▸ Data for the task

◇ ◇ ◇

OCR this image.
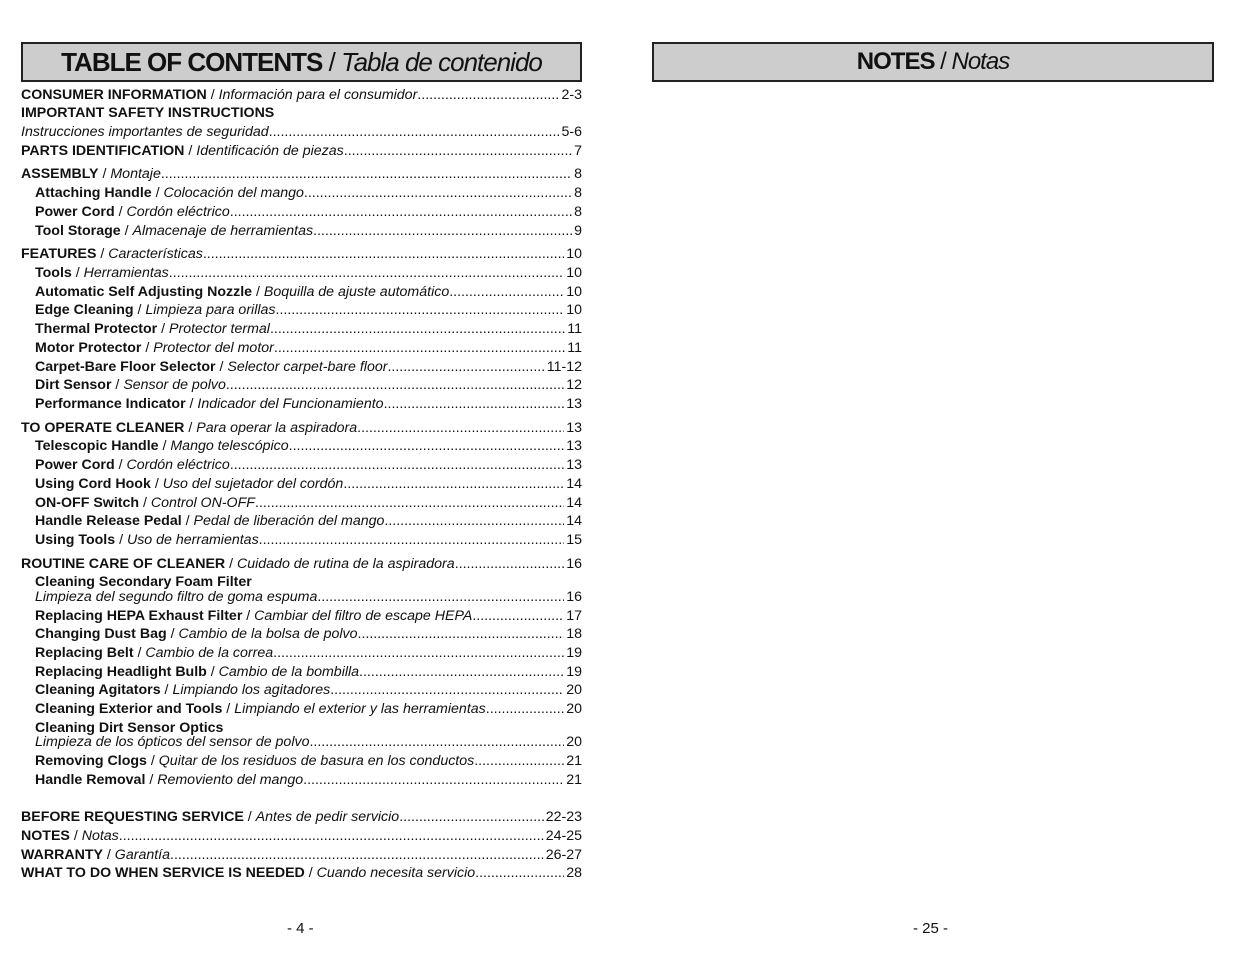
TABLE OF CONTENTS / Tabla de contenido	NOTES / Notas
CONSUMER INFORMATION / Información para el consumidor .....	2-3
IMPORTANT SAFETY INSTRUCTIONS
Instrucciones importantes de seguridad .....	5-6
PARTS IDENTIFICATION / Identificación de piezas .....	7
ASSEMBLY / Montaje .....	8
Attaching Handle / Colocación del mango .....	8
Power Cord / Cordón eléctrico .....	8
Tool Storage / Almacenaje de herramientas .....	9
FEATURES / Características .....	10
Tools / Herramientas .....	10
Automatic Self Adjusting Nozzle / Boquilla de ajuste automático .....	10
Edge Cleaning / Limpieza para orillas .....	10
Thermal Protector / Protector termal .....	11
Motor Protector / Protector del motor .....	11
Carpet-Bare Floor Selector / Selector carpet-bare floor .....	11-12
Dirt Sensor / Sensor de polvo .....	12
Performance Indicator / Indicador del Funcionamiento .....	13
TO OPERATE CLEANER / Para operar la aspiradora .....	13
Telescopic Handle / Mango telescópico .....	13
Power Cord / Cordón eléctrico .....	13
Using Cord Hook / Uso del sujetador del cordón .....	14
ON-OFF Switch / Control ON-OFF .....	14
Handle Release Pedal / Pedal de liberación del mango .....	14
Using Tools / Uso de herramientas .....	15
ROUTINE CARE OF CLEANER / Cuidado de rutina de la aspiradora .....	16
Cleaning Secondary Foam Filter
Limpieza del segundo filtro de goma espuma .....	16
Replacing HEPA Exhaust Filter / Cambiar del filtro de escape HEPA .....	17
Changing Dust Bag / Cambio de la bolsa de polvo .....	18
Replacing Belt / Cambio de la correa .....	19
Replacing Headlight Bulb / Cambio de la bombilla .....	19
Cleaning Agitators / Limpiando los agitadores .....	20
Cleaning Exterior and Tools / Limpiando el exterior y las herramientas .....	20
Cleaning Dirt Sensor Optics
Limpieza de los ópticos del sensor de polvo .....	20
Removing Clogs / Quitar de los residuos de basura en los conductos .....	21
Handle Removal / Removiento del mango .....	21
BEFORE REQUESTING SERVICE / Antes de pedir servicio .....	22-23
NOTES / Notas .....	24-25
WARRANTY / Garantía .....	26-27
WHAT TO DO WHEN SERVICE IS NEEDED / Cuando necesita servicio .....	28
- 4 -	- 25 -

◇ ◇ ◇

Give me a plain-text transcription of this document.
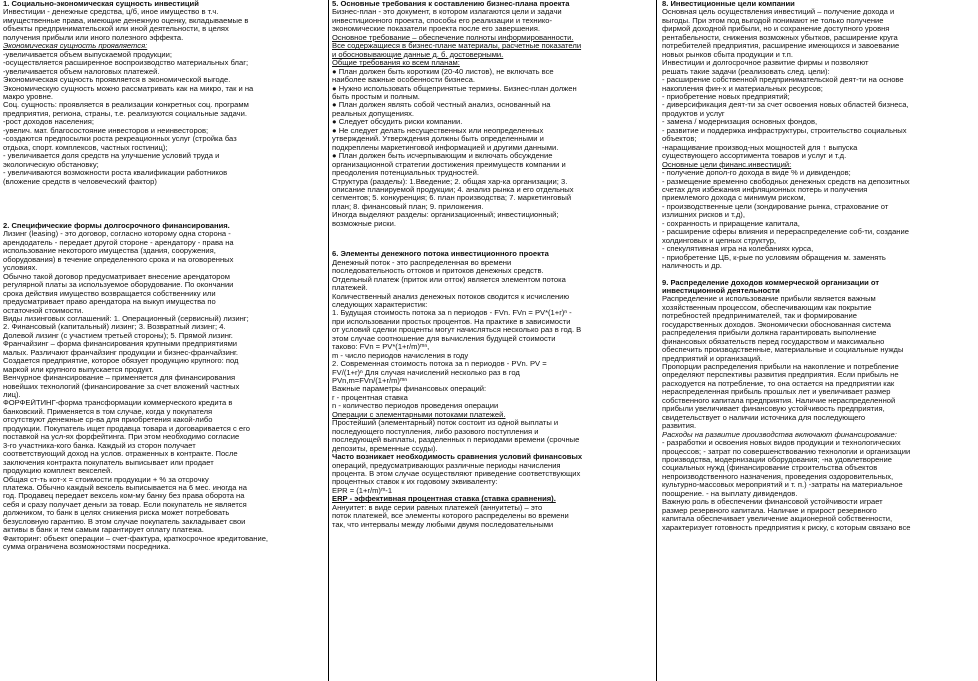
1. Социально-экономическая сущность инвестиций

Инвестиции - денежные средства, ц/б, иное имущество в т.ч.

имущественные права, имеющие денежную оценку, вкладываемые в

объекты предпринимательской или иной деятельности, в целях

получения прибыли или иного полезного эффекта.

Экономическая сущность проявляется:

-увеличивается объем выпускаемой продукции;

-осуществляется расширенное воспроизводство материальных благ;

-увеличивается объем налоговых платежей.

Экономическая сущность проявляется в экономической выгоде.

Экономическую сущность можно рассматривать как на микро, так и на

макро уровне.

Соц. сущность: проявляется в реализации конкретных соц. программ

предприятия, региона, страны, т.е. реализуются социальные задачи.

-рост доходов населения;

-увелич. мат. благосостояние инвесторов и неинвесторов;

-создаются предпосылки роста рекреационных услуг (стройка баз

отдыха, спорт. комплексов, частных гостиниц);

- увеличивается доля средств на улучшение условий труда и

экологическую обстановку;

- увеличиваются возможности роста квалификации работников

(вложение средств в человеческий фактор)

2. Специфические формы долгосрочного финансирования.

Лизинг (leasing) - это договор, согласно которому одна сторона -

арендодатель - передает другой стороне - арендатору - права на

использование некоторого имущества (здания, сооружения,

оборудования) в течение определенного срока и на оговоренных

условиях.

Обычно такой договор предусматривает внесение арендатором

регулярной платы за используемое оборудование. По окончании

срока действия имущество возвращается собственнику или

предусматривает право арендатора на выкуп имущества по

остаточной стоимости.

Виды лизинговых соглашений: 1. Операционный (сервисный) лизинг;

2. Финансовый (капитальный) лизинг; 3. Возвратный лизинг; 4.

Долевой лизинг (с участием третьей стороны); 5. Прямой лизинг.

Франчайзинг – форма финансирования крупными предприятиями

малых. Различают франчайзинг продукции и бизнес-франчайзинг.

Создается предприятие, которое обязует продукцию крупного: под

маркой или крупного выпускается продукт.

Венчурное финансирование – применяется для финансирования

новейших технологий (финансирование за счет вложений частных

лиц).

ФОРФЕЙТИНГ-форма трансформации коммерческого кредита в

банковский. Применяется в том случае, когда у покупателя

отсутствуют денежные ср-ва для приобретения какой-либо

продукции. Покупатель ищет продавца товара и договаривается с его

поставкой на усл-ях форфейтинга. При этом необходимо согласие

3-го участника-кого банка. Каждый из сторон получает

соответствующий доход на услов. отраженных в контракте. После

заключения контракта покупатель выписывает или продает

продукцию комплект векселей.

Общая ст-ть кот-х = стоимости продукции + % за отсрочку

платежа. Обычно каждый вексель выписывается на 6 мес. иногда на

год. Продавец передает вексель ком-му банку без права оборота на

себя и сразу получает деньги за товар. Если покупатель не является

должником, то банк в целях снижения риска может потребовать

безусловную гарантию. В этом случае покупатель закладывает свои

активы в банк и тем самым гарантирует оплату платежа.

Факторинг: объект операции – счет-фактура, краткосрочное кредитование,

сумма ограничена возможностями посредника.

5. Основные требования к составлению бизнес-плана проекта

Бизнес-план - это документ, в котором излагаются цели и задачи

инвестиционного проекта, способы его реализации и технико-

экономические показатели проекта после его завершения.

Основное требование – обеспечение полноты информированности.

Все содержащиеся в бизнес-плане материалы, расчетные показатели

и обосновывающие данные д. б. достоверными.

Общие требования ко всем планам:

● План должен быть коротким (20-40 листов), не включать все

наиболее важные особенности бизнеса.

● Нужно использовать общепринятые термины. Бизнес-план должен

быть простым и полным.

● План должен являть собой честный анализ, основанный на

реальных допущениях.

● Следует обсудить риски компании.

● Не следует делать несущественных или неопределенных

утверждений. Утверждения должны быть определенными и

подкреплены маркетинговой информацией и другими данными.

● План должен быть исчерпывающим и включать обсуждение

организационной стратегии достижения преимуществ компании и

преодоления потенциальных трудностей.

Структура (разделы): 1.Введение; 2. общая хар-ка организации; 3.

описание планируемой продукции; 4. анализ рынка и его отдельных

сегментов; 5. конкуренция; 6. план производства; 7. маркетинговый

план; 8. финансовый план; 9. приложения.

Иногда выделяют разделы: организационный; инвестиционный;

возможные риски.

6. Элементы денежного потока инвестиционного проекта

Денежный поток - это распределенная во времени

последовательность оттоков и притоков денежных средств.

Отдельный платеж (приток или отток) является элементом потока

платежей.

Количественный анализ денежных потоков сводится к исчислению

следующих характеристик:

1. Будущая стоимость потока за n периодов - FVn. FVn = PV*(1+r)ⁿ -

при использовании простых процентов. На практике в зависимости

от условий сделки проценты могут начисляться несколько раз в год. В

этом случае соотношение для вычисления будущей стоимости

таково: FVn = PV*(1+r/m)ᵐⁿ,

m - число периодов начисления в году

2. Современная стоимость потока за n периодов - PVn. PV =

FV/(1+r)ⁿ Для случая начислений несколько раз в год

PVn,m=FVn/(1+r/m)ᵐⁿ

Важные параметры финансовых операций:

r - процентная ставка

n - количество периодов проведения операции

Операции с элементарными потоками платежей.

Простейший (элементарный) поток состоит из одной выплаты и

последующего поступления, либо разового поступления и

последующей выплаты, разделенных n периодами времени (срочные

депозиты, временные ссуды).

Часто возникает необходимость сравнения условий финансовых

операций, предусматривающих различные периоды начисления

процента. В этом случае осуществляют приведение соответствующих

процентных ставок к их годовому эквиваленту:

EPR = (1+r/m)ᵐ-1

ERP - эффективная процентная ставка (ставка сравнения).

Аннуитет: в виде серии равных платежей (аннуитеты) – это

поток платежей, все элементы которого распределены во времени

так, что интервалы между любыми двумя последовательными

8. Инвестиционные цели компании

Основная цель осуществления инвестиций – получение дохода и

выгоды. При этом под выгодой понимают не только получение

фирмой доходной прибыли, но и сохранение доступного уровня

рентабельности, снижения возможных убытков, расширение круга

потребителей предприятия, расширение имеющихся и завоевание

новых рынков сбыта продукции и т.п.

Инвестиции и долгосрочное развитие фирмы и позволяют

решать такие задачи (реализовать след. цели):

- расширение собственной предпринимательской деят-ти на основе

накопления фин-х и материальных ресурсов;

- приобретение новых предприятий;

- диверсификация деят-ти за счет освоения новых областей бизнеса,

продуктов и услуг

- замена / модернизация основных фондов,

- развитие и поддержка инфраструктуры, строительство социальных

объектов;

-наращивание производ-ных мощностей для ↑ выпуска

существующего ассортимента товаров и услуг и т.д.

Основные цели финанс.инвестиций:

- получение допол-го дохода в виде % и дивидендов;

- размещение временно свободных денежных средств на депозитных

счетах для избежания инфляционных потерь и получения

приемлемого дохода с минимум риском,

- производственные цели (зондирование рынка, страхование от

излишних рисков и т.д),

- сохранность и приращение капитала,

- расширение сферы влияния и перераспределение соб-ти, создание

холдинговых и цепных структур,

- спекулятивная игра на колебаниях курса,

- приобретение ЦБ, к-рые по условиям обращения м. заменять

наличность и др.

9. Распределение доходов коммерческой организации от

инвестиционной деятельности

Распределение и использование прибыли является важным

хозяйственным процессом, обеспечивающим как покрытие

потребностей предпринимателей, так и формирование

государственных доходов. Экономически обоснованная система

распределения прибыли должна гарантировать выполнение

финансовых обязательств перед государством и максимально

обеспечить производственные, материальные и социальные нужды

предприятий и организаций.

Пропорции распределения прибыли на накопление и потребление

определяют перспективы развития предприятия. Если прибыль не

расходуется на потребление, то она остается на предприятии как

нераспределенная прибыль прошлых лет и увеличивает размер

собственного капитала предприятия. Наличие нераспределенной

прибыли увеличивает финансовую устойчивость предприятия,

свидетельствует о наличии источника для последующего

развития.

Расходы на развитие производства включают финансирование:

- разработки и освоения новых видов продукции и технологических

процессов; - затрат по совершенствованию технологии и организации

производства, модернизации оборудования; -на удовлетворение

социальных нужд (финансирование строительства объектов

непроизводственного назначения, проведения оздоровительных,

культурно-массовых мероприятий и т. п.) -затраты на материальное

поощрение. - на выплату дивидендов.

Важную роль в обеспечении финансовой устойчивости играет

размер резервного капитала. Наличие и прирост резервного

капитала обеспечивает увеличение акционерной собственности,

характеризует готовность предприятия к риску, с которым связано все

◇ ◇ ◇

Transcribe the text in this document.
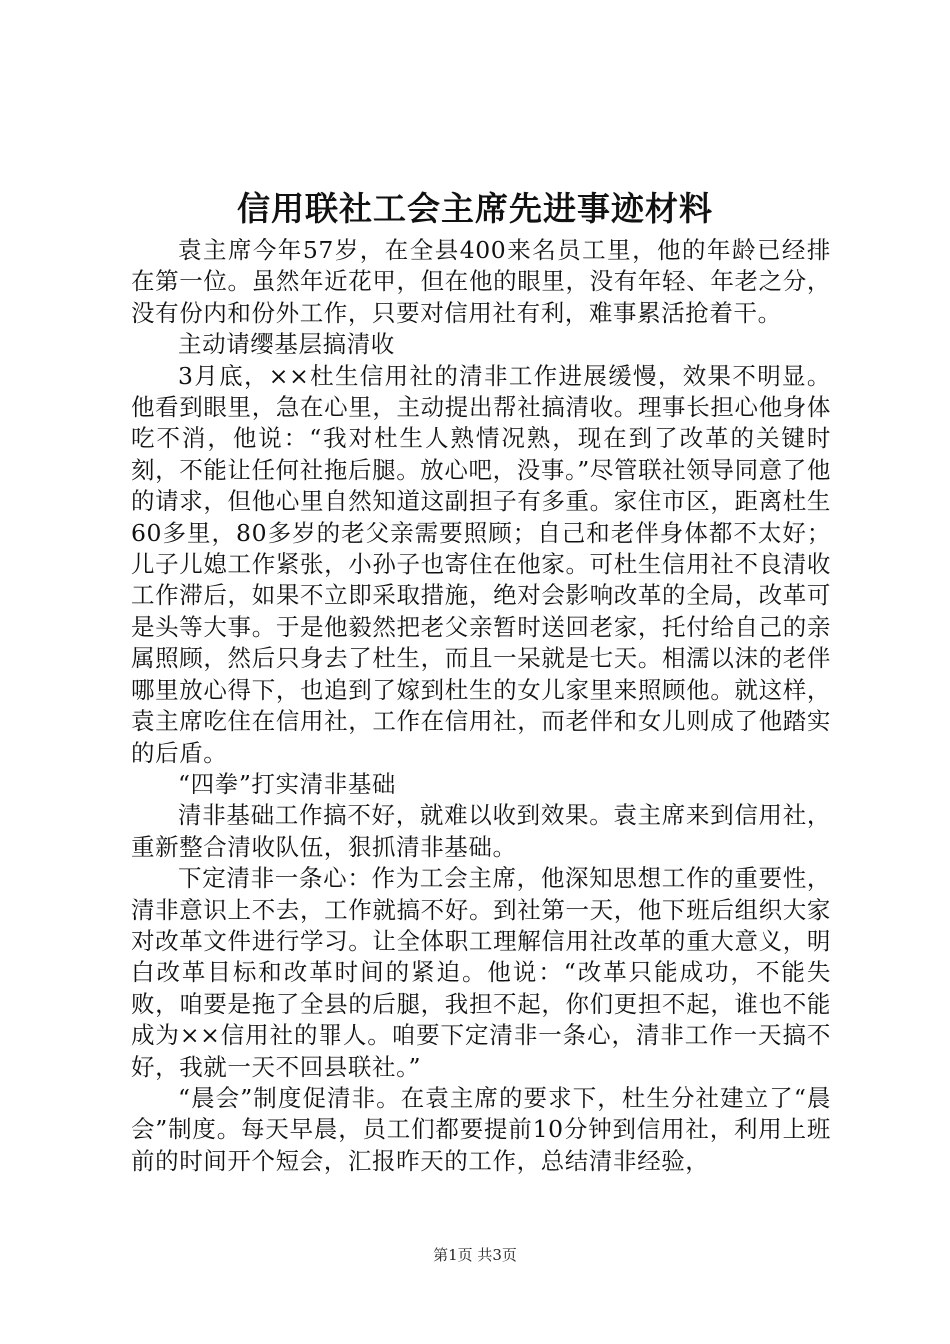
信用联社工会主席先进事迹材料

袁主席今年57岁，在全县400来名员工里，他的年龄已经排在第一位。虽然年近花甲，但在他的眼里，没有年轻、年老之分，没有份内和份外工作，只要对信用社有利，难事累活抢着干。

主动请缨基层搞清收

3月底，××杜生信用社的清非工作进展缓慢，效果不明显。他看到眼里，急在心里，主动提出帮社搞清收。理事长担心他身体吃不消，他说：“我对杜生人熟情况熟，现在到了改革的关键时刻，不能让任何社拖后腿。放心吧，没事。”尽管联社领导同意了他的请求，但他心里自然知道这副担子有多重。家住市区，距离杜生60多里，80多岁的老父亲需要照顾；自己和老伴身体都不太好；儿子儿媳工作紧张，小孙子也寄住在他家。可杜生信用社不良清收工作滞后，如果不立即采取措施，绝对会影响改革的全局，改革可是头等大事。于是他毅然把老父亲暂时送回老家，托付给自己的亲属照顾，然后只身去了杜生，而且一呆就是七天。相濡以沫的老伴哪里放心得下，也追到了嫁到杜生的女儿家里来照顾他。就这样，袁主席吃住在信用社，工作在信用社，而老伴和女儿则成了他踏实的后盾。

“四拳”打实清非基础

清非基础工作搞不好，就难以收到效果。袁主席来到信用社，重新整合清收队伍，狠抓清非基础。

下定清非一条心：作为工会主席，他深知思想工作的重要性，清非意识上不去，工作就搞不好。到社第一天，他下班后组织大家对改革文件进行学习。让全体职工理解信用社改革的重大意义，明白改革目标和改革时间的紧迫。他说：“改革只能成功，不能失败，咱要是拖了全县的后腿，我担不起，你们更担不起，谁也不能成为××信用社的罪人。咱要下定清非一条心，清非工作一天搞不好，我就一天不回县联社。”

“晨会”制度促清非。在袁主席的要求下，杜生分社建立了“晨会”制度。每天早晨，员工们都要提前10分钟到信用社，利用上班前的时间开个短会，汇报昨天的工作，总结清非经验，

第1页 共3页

◇ ◇ ◇

▸ Exercise objective
From the listing above, collect every line that mentions the word "материальных".

▸ The solution
-осуществляется расширенное воспроизводство материальных благ;
накопления фин-х и материальных ресурсов;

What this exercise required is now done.